:: Dataset excerpt ::

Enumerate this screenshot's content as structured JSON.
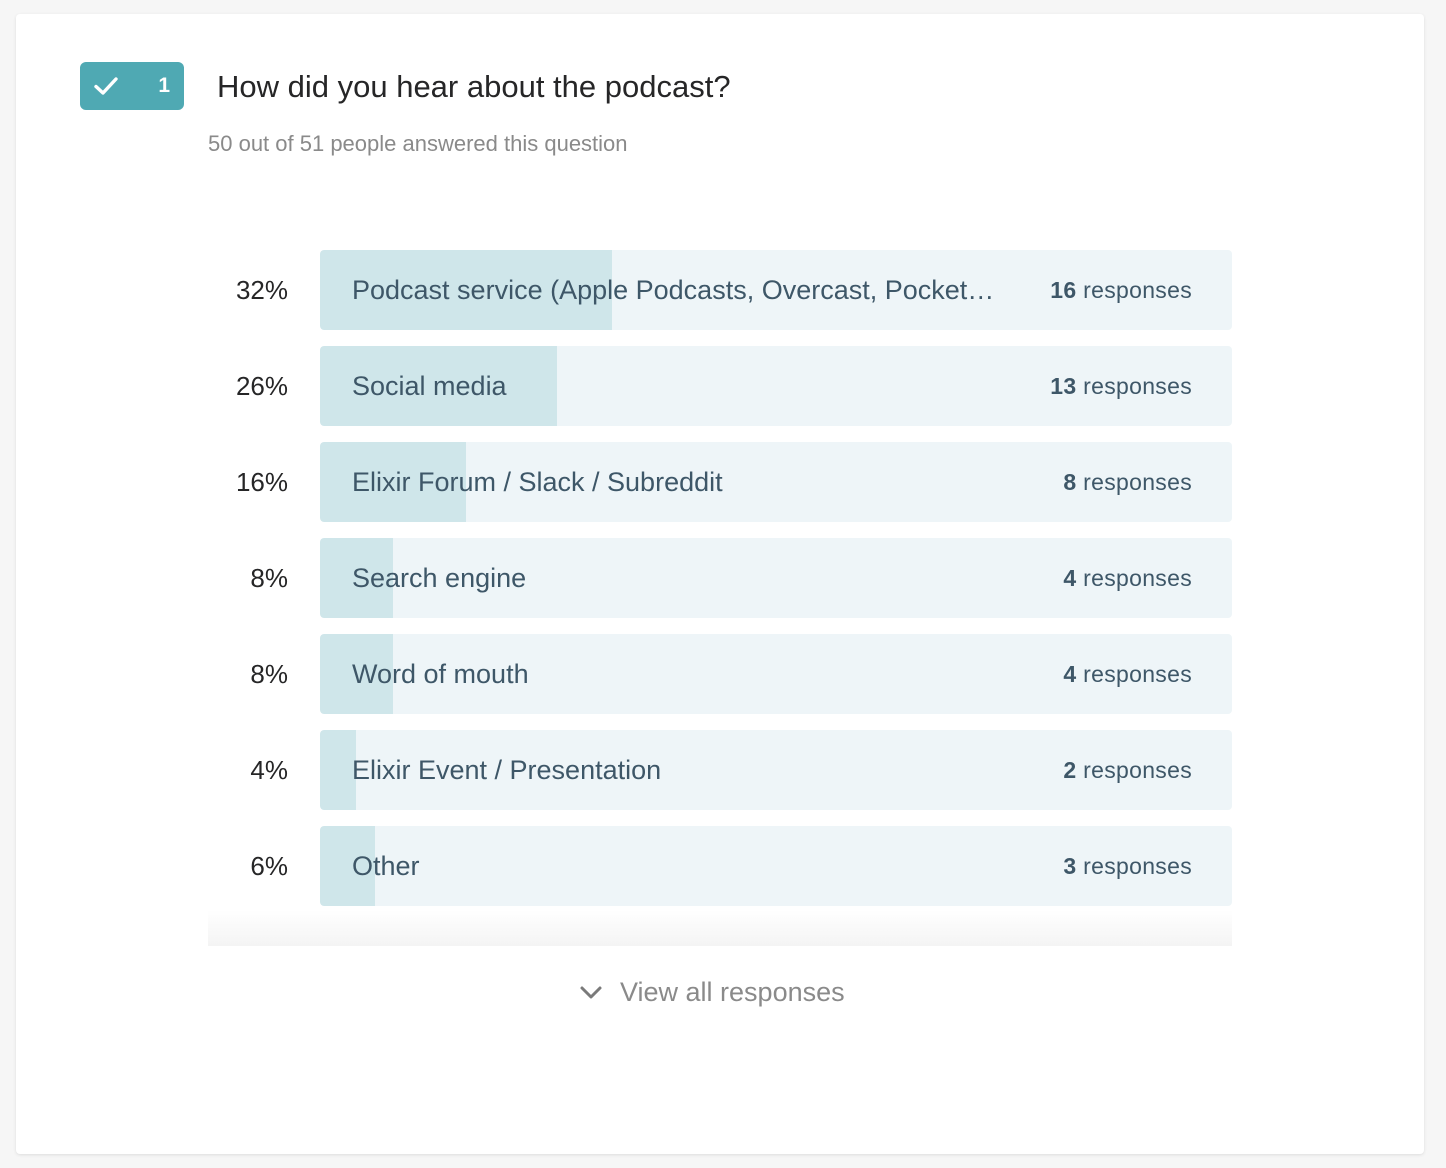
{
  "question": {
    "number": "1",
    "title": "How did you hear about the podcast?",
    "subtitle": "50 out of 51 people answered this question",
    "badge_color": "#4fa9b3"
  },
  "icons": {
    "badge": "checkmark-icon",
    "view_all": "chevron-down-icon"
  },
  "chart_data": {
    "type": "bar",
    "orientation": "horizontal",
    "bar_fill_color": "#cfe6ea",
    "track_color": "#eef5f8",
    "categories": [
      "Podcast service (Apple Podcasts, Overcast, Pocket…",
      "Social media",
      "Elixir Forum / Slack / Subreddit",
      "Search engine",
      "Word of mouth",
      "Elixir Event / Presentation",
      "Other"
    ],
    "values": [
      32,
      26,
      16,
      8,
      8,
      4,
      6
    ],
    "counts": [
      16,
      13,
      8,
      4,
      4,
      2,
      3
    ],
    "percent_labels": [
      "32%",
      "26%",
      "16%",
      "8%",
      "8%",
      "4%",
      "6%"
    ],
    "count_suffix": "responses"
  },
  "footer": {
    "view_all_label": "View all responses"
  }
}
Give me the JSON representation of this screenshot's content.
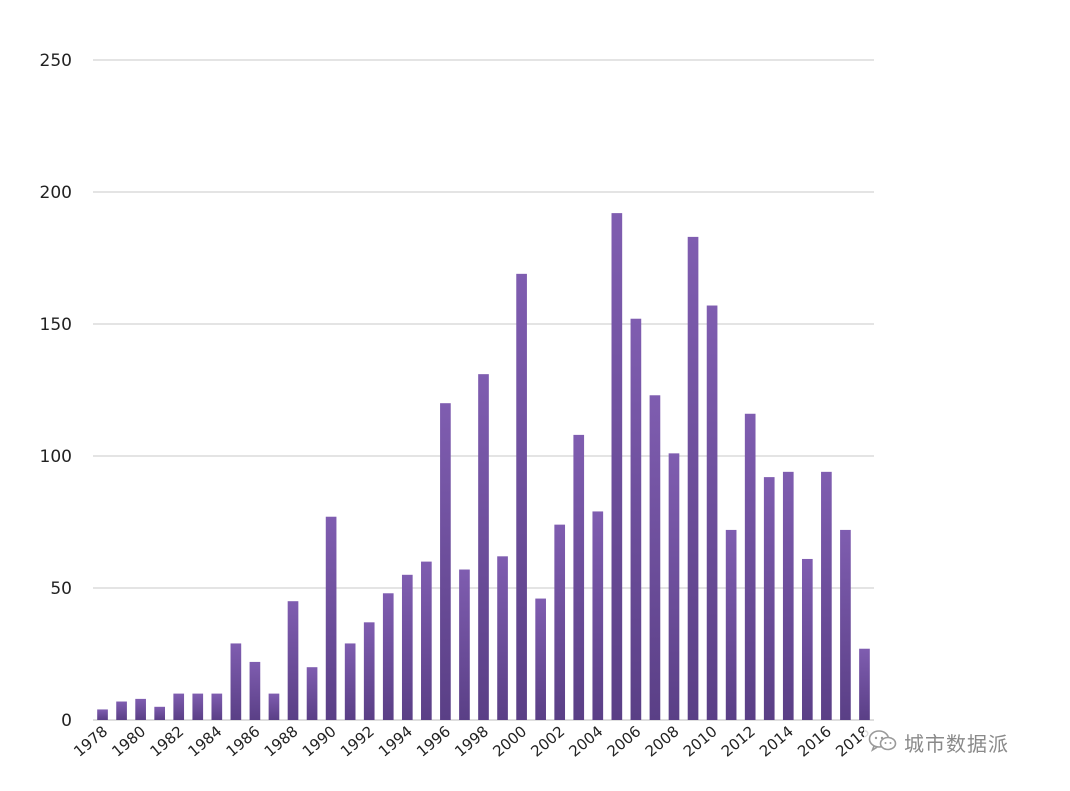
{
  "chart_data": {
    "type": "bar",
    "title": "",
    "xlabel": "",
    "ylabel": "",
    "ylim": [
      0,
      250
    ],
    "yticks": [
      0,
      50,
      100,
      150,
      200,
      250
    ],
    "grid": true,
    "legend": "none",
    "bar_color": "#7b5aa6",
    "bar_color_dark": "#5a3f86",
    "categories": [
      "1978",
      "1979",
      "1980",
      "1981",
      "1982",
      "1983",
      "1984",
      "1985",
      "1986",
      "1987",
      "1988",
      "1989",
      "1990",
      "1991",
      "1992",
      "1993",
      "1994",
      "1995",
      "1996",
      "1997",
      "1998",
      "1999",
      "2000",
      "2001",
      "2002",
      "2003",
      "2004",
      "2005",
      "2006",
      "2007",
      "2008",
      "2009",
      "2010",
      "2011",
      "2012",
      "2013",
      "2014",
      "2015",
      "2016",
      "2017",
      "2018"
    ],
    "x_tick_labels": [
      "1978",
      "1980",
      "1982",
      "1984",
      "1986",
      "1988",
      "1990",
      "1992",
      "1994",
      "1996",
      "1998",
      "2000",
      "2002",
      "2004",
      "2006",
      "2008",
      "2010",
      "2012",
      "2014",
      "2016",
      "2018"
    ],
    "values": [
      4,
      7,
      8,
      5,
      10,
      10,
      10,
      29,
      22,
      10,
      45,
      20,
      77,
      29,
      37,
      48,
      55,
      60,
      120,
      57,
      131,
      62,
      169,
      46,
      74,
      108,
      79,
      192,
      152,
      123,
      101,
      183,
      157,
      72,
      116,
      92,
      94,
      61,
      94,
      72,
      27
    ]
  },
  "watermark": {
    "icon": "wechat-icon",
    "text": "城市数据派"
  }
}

:: Aim of the task ::
Search the listing for the string "content". Copy each line where it turns up.

:: The solution ::
Enumerate this screenshot's content as structured JSON.
Give me the JSON representation of this screenshot's content.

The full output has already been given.